▶ _YOUR INSTRUCTIONS_
Leaving out the pictures, please retype each record exactly.

++++ RECORDS SHOWN

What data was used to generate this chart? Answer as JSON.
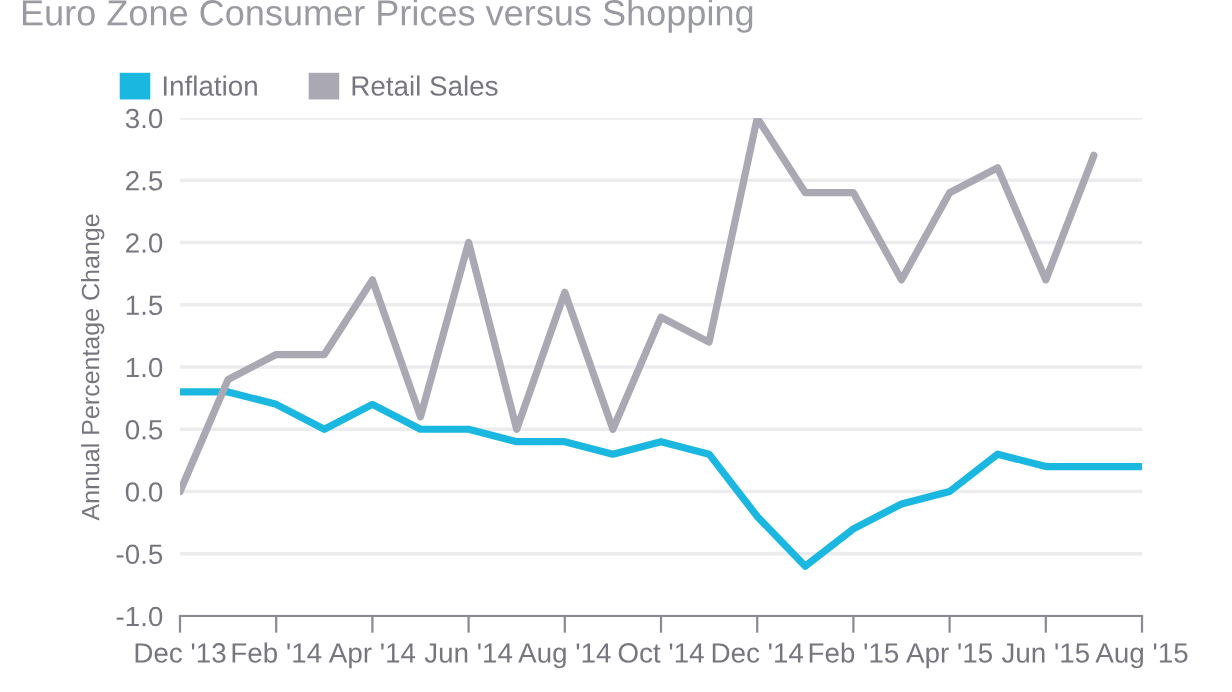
{
  "chart_data": {
    "type": "line",
    "title": "Euro Zone Consumer Prices versus Shopping",
    "ylabel": "Annual Percentage Change",
    "categories": [
      "Dec '13",
      null,
      "Feb '14",
      null,
      "Apr '14",
      null,
      "Jun '14",
      null,
      "Aug '14",
      null,
      "Oct '14",
      null,
      "Dec '14",
      null,
      "Feb '15",
      null,
      "Apr '15",
      null,
      "Jun '15",
      null,
      "Aug '15"
    ],
    "series": [
      {
        "name": "Inflation",
        "color": "#1ab8e0",
        "values": [
          0.8,
          0.8,
          0.7,
          0.5,
          0.7,
          0.5,
          0.5,
          0.4,
          0.4,
          0.3,
          0.4,
          0.3,
          -0.2,
          -0.6,
          -0.3,
          -0.1,
          0.0,
          0.3,
          0.2,
          0.2,
          0.2
        ]
      },
      {
        "name": "Retail Sales",
        "color": "#a9a8b3",
        "values": [
          0.0,
          0.9,
          1.1,
          1.1,
          1.7,
          0.6,
          2.0,
          0.5,
          1.6,
          0.5,
          1.4,
          1.2,
          3.0,
          2.4,
          2.4,
          1.7,
          2.4,
          2.6,
          1.7,
          2.7,
          null
        ]
      }
    ],
    "ylim": [
      -1.0,
      3.0
    ],
    "yticks": [
      {
        "value": -1,
        "label": "-1.0"
      },
      {
        "value": -0.5,
        "label": "-0.5"
      },
      {
        "value": 0,
        "label": "0.0"
      },
      {
        "value": 0.5,
        "label": "0.5"
      },
      {
        "value": 1,
        "label": "1.0"
      },
      {
        "value": 1.5,
        "label": "1.5"
      },
      {
        "value": 2,
        "label": "2.0"
      },
      {
        "value": 2.5,
        "label": "2.5"
      },
      {
        "value": 3,
        "label": "3.0"
      }
    ],
    "grid": "y",
    "legend": "top left"
  }
}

++++++++

▶ _FINAL RESULT_
What data was used to generate this chart? Answer as JSON.
{
  "chart_data": {
    "type": "line",
    "title": "Euro Zone Consumer Prices versus Shopping",
    "ylabel": "Annual Percentage Change",
    "categories": [
      "Dec '13",
      null,
      "Feb '14",
      null,
      "Apr '14",
      null,
      "Jun '14",
      null,
      "Aug '14",
      null,
      "Oct '14",
      null,
      "Dec '14",
      null,
      "Feb '15",
      null,
      "Apr '15",
      null,
      "Jun '15",
      null,
      "Aug '15"
    ],
    "series": [
      {
        "name": "Inflation",
        "color": "#1ab8e0",
        "values": [
          0.8,
          0.8,
          0.7,
          0.5,
          0.7,
          0.5,
          0.5,
          0.4,
          0.4,
          0.3,
          0.4,
          0.3,
          -0.2,
          -0.6,
          -0.3,
          -0.1,
          0.0,
          0.3,
          0.2,
          0.2,
          0.2
        ]
      },
      {
        "name": "Retail Sales",
        "color": "#a9a8b3",
        "values": [
          0.0,
          0.9,
          1.1,
          1.1,
          1.7,
          0.6,
          2.0,
          0.5,
          1.6,
          0.5,
          1.4,
          1.2,
          3.0,
          2.4,
          2.4,
          1.7,
          2.4,
          2.6,
          1.7,
          2.7,
          null
        ]
      }
    ],
    "ylim": [
      -1.0,
      3.0
    ],
    "yticks": [
      {
        "value": -1,
        "label": "-1.0"
      },
      {
        "value": -0.5,
        "label": "-0.5"
      },
      {
        "value": 0,
        "label": "0.0"
      },
      {
        "value": 0.5,
        "label": "0.5"
      },
      {
        "value": 1,
        "label": "1.0"
      },
      {
        "value": 1.5,
        "label": "1.5"
      },
      {
        "value": 2,
        "label": "2.0"
      },
      {
        "value": 2.5,
        "label": "2.5"
      },
      {
        "value": 3,
        "label": "3.0"
      }
    ],
    "grid": "y",
    "legend": "top left"
  }
}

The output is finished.